Repeat the listing in full, word for word.

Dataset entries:
──────────

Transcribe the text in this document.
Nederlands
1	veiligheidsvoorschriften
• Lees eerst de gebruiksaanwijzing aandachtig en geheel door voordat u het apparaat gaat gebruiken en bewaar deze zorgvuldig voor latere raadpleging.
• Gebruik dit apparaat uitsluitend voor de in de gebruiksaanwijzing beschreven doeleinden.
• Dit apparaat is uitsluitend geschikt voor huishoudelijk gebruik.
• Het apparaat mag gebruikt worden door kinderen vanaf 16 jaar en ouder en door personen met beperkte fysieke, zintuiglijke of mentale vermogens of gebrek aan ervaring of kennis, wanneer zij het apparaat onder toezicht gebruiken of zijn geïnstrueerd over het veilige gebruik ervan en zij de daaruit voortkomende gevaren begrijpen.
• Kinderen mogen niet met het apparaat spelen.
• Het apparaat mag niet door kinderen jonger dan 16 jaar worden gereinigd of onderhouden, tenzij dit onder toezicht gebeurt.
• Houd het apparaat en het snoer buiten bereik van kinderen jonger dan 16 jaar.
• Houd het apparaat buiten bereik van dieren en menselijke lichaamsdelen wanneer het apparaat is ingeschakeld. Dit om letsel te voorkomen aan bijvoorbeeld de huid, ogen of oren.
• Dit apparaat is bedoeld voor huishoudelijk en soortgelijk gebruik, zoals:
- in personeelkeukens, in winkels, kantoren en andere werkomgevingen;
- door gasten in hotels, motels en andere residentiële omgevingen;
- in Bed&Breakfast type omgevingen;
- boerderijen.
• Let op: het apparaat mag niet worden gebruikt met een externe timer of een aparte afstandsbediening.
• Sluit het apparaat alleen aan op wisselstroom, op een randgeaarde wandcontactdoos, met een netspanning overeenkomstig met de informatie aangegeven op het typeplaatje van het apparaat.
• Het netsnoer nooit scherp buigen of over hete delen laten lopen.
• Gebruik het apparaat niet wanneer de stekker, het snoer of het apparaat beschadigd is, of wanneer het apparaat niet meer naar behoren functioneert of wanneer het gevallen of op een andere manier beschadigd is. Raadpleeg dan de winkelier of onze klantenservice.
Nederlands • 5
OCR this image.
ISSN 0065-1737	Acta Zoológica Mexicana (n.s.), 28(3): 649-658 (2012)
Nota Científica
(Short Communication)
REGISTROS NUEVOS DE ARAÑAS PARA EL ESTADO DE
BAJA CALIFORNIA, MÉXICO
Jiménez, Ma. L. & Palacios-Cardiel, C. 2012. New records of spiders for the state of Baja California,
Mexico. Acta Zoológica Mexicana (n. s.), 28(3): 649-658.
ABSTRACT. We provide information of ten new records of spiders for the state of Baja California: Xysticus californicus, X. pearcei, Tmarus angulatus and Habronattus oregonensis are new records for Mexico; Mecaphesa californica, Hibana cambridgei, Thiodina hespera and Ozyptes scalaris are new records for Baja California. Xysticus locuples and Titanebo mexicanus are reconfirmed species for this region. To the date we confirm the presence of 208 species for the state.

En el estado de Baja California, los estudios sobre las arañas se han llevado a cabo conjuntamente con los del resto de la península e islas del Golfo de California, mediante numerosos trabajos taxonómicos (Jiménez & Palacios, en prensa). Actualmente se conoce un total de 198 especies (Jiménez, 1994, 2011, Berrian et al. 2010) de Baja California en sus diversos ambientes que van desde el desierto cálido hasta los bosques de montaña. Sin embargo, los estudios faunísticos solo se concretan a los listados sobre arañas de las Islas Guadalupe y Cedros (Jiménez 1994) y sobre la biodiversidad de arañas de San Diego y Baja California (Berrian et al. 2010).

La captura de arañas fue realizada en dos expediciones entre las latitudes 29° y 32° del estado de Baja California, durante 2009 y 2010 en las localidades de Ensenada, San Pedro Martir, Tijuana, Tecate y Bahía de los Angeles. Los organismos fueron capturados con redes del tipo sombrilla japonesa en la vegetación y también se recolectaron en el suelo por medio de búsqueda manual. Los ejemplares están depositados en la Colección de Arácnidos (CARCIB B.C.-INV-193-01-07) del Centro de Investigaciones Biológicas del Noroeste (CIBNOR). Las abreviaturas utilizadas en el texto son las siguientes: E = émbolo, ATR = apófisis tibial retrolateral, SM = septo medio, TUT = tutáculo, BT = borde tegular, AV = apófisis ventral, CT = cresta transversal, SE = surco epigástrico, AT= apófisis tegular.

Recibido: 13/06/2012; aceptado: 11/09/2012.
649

──────────

• Expected output
Transcribe the text in this document.
Nederlands
1	veiligheidsvoorschriften
• Lees eerst de gebruiksaanwijzing aandachtig en geheel door voordat u het apparaat gaat gebruiken en bewaar deze zorgvuldig voor latere raadpleging.
• Gebruik dit apparaat uitsluitend voor de in de gebruiksaanwijzing beschreven doeleinden.
• Dit apparaat is uitsluitend geschikt voor huishoudelijk gebruik.
• Het apparaat mag gebruikt worden door kinderen vanaf 16 jaar en ouder en door personen met beperkte fysieke, zintuiglijke of mentale vermogens of gebrek aan ervaring of kennis, wanneer zij het apparaat onder toezicht gebruiken of zijn geïnstrueerd over het veilige gebruik ervan en zij de daaruit voortkomende gevaren begrijpen.
• Kinderen mogen niet met het apparaat spelen.
• Het apparaat mag niet door kinderen jonger dan 16 jaar worden gereinigd of onderhouden, tenzij dit onder toezicht gebeurt.
• Houd het apparaat en het snoer buiten bereik van kinderen jonger dan 16 jaar.
• Houd het apparaat buiten bereik van dieren en menselijke lichaamsdelen wanneer het apparaat is ingeschakeld. Dit om letsel te voorkomen aan bijvoorbeeld de huid, ogen of oren.
• Dit apparaat is bedoeld voor huishoudelijk en soortgelijk gebruik, zoals:
- in personeelkeukens, in winkels, kantoren en andere werkomgevingen;
- door gasten in hotels, motels en andere residentiële omgevingen;
- in Bed&Breakfast type omgevingen;
- boerderijen.
• Let op: het apparaat mag niet worden gebruikt met een externe timer of een aparte afstandsbediening.
• Sluit het apparaat alleen aan op wisselstroom, op een randgeaarde wandcontactdoos, met een netspanning overeenkomstig met de informatie aangegeven op het typeplaatje van het apparaat.
• Het netsnoer nooit scherp buigen of over hete delen laten lopen.
• Gebruik het apparaat niet wanneer de stekker, het snoer of het apparaat beschadigd is, of wanneer het apparaat niet meer naar behoren functioneert of wanneer het gevallen of op een andere manier beschadigd is. Raadpleeg dan de winkelier of onze klantenservice.
Nederlands • 5
OCR this image.
ISSN 0065-1737	Acta Zoológica Mexicana (n.s.), 28(3): 649-658 (2012)
Nota Científica
(Short Communication)
REGISTROS NUEVOS DE ARAÑAS PARA EL ESTADO DE
BAJA CALIFORNIA, MÉXICO
Jiménez, Ma. L. & Palacios-Cardiel, C. 2012. New records of spiders for the state of Baja California,
Mexico. Acta Zoológica Mexicana (n. s.), 28(3): 649-658.
ABSTRACT. We provide information of ten new records of spiders for the state of Baja California: Xysticus californicus, X. pearcei, Tmarus angulatus and Habronattus oregonensis are new records for Mexico; Mecaphesa californica, Hibana cambridgei, Thiodina hespera and Ozyptes scalaris are new records for Baja California. Xysticus locuples and Titanebo mexicanus are reconfirmed species for this region. To the date we confirm the presence of 208 species for the state.

En el estado de Baja California, los estudios sobre las arañas se han llevado a cabo conjuntamente con los del resto de la península e islas del Golfo de California, mediante numerosos trabajos taxonómicos (Jiménez & Palacios, en prensa). Actualmente se conoce un total de 198 especies (Jiménez, 1994, 2011, Berrian et al. 2010) de Baja California en sus diversos ambientes que van desde el desierto cálido hasta los bosques de montaña. Sin embargo, los estudios faunísticos solo se concretan a los listados sobre arañas de las Islas Guadalupe y Cedros (Jiménez 1994) y sobre la biodiversidad de arañas de San Diego y Baja California (Berrian et al. 2010).

La captura de arañas fue realizada en dos expediciones entre las latitudes 29° y 32° del estado de Baja California, durante 2009 y 2010 en las localidades de Ensenada, San Pedro Martir, Tijuana, Tecate y Bahía de los Angeles. Los organismos fueron capturados con redes del tipo sombrilla japonesa en la vegetación y también se recolectaron en el suelo por medio de búsqueda manual. Los ejemplares están depositados en la Colección de Arácnidos (CARCIB B.C.-INV-193-01-07) del Centro de Investigaciones Biológicas del Noroeste (CIBNOR). Las abreviaturas utilizadas en el texto son las siguientes: E = émbolo, ATR = apófisis tibial retrolateral, SM = septo medio, TUT = tutáculo, BT = borde tegular, AV = apófisis ventral, CT = cresta transversal, SE = surco epigástrico, AT= apófisis tegular.

Recibido: 13/06/2012; aceptado: 11/09/2012.
649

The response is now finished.